• **WRITTEN TASK**:
Report how many lines contain the word "Parse"; answer with the number only.

— begin —

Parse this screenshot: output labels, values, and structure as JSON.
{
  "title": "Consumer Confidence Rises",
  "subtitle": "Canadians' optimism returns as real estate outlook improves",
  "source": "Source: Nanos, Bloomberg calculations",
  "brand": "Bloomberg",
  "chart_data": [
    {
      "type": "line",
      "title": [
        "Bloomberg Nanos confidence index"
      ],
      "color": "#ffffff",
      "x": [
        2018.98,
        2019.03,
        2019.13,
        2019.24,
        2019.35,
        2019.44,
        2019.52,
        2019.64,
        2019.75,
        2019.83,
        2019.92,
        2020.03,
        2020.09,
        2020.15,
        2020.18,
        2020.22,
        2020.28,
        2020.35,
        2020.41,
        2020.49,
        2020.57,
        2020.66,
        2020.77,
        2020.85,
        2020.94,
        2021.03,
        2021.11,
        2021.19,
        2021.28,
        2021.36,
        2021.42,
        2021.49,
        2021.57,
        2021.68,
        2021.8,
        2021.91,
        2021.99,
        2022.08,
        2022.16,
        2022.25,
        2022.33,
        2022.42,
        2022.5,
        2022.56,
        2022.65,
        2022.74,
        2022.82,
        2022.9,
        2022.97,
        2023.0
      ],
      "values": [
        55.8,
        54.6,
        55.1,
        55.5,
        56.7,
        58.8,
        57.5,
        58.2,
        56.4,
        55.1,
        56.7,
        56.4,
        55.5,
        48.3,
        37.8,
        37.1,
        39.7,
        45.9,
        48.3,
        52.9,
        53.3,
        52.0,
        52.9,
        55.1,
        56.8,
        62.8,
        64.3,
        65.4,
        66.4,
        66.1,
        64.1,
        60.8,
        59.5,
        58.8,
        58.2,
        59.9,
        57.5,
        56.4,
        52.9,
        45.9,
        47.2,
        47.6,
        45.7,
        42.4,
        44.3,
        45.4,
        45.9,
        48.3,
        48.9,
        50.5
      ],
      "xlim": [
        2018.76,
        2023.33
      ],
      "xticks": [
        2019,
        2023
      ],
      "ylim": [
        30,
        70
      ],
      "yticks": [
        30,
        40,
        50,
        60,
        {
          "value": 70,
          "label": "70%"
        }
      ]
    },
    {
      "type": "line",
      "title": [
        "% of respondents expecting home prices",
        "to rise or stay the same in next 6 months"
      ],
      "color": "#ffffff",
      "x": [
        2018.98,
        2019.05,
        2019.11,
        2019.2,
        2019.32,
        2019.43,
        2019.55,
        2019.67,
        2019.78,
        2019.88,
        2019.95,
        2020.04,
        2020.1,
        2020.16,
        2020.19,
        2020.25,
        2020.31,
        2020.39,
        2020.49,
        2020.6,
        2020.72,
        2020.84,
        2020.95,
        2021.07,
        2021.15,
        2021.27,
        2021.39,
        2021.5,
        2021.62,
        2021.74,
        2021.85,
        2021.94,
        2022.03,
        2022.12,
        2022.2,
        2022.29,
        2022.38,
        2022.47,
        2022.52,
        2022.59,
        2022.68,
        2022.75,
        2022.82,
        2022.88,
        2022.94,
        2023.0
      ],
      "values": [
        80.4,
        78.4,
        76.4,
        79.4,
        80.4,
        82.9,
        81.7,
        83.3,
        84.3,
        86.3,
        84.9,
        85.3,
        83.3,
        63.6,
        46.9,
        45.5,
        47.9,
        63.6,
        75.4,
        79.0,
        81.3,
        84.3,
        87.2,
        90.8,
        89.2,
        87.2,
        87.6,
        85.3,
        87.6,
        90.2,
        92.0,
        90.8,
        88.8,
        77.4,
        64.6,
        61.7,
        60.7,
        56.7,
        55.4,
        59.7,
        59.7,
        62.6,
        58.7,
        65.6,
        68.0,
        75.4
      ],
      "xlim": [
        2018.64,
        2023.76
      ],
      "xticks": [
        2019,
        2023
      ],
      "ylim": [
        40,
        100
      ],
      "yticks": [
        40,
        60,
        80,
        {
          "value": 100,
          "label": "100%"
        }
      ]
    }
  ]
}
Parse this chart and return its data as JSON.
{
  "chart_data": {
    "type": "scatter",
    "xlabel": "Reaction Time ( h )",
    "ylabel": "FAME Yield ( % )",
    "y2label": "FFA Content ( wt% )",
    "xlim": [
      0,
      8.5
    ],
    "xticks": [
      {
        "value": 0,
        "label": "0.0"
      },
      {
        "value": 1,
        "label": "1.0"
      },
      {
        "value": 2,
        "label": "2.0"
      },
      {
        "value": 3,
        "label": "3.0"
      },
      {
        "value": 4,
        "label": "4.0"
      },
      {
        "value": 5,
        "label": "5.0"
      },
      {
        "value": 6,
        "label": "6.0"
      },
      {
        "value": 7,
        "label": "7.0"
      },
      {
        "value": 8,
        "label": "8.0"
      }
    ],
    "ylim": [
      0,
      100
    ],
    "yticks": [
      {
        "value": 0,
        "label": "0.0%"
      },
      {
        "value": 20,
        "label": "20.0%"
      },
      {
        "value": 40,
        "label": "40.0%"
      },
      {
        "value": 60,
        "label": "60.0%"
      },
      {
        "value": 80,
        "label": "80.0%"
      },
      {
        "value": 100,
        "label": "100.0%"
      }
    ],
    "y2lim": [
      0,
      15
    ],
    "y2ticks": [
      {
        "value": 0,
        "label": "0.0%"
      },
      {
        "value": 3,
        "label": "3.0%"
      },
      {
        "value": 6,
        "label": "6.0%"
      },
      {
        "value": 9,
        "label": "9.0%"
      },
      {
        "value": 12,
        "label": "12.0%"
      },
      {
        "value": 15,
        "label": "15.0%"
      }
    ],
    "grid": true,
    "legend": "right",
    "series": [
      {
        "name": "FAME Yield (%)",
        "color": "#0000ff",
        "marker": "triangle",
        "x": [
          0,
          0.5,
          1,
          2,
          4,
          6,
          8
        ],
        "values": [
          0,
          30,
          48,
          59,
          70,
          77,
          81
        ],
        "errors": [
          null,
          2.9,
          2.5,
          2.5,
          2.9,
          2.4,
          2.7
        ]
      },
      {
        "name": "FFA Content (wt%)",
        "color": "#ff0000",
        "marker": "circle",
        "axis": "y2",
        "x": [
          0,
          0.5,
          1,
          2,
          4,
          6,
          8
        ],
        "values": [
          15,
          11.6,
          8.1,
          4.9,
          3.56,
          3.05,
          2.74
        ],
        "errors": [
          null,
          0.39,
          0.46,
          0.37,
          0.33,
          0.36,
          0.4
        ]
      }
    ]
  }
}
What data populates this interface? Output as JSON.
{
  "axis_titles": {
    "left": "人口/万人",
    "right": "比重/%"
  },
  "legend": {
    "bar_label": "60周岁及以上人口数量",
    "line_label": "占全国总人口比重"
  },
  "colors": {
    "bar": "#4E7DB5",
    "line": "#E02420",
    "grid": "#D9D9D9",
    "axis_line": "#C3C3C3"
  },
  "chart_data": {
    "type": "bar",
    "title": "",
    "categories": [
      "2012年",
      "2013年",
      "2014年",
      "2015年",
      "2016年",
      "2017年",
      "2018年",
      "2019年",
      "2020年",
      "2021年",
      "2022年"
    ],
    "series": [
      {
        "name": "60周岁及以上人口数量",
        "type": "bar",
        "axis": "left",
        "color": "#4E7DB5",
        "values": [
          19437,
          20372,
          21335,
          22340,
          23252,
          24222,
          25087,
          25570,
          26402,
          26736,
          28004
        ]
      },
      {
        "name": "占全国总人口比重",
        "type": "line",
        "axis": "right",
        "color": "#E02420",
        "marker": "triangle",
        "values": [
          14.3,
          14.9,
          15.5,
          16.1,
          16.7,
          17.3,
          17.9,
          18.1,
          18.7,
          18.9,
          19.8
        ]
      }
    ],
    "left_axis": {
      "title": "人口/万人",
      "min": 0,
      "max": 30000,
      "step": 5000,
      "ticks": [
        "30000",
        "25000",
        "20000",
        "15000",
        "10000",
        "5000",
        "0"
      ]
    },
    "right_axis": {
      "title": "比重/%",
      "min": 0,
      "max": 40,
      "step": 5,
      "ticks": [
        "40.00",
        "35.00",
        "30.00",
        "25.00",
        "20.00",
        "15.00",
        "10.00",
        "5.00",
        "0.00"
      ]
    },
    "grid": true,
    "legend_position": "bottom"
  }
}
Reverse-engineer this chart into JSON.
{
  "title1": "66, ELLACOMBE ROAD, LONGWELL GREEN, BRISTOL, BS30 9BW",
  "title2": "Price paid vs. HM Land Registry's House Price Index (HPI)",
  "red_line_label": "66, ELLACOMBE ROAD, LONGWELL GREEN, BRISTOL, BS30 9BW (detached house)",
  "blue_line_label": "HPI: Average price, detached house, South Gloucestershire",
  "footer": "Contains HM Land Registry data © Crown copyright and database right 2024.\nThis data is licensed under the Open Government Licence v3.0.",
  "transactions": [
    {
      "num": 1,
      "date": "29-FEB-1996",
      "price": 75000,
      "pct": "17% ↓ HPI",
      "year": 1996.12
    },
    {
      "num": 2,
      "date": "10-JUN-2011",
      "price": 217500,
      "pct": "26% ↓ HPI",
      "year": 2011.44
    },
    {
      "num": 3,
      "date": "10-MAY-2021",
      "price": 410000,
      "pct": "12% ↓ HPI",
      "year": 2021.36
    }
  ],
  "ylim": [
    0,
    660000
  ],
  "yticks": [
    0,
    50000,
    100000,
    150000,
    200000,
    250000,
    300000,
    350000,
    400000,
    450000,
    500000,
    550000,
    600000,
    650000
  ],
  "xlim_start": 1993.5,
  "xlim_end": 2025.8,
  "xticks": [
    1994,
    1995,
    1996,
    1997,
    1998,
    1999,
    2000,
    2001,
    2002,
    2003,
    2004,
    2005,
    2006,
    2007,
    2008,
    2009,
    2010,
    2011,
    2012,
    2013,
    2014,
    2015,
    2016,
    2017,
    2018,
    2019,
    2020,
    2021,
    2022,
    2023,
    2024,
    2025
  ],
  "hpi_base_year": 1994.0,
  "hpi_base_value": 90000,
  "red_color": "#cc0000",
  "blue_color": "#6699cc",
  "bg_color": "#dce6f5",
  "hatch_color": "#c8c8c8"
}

— end —

• **WORKED ANSWER**:
2